:: What the task requires ::
Pull out every line containing the string "JSON".

── Data rows ──

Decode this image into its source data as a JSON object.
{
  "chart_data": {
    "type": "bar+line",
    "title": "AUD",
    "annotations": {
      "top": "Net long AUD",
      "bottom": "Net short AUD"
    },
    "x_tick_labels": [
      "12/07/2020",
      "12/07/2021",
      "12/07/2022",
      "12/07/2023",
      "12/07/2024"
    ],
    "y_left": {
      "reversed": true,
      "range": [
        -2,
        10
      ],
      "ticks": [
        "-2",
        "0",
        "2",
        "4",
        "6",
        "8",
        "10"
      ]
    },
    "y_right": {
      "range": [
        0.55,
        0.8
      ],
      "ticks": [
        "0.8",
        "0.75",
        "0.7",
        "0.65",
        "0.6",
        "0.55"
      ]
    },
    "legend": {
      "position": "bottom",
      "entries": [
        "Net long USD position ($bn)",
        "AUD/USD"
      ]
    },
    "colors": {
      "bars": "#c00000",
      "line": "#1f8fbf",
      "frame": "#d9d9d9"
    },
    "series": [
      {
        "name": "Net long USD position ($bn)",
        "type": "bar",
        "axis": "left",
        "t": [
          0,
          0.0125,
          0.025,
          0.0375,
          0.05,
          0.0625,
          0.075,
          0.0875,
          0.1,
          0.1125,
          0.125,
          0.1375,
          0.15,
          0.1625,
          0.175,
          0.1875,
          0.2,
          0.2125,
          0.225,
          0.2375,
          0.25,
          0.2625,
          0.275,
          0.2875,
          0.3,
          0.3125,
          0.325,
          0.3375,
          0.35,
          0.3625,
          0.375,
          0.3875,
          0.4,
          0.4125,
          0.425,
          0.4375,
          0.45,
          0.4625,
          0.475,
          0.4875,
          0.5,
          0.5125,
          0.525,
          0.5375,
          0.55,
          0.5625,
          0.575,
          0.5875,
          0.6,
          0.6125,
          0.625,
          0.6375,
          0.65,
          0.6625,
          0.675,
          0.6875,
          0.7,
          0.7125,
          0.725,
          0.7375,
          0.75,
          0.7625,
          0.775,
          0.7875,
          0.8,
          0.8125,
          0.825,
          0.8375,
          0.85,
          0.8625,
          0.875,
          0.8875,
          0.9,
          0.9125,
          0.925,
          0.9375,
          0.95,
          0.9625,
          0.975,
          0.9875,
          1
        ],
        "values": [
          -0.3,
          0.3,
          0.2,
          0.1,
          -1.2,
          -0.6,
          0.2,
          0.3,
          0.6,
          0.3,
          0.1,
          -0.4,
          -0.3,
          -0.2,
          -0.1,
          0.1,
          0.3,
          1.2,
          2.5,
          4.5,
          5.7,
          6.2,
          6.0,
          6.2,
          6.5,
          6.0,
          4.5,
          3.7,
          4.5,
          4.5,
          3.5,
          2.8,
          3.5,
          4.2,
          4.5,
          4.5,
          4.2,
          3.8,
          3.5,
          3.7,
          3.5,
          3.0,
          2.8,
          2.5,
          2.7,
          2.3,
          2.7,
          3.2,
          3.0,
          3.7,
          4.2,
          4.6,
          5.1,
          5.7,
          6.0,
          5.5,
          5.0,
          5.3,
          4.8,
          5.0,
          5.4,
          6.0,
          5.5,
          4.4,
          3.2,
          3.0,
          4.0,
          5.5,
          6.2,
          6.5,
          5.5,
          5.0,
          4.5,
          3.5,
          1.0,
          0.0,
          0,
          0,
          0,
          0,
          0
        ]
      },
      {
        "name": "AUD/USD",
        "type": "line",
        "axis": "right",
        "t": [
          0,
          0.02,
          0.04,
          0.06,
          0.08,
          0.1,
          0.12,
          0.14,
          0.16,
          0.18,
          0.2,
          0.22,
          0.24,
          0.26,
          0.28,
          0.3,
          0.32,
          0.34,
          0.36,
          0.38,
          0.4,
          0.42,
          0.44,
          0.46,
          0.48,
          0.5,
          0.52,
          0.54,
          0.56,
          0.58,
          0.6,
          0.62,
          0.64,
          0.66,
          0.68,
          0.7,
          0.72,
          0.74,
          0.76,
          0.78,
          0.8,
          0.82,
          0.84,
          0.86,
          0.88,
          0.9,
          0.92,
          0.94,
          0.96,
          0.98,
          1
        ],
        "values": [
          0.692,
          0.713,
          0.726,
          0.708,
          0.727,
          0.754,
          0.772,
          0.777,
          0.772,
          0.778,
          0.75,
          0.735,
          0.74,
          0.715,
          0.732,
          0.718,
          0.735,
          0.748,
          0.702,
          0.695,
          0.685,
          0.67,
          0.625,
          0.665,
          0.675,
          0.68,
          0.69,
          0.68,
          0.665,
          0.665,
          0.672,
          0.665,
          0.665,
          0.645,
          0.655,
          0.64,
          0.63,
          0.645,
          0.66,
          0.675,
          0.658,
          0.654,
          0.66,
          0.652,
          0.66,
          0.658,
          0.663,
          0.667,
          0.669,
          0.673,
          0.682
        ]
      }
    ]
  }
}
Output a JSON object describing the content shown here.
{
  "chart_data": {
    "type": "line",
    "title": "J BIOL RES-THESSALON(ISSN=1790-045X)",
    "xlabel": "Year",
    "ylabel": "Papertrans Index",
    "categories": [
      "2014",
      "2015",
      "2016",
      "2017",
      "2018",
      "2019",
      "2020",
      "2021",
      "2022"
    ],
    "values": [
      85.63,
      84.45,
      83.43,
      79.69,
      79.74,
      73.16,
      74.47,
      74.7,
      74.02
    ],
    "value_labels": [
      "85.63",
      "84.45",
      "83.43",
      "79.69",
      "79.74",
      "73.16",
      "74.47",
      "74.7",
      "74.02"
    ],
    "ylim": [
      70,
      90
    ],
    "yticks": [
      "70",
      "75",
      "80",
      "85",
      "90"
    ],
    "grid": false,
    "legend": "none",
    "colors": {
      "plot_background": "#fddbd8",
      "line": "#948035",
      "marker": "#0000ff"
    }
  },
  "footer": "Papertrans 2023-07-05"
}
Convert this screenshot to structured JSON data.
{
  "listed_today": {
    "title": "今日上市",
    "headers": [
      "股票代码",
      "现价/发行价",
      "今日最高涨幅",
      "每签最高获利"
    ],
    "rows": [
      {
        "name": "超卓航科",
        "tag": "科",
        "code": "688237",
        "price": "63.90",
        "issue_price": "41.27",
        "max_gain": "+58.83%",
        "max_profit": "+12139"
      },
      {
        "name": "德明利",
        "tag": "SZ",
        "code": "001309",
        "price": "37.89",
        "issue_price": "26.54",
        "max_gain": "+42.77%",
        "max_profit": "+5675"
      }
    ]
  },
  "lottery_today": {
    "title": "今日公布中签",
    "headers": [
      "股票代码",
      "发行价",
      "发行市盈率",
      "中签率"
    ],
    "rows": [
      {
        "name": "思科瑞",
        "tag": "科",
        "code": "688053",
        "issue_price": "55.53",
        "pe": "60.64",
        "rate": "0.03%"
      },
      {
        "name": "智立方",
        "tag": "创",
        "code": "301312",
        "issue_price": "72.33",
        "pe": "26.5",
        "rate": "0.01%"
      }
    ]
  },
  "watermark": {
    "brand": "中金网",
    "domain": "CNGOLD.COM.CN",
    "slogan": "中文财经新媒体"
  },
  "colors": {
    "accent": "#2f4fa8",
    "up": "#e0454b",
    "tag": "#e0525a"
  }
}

───

:: Answer in full ::
Decode this image into its source data as a JSON object.
Output a JSON object describing the content shown here.
Convert this screenshot to structured JSON data.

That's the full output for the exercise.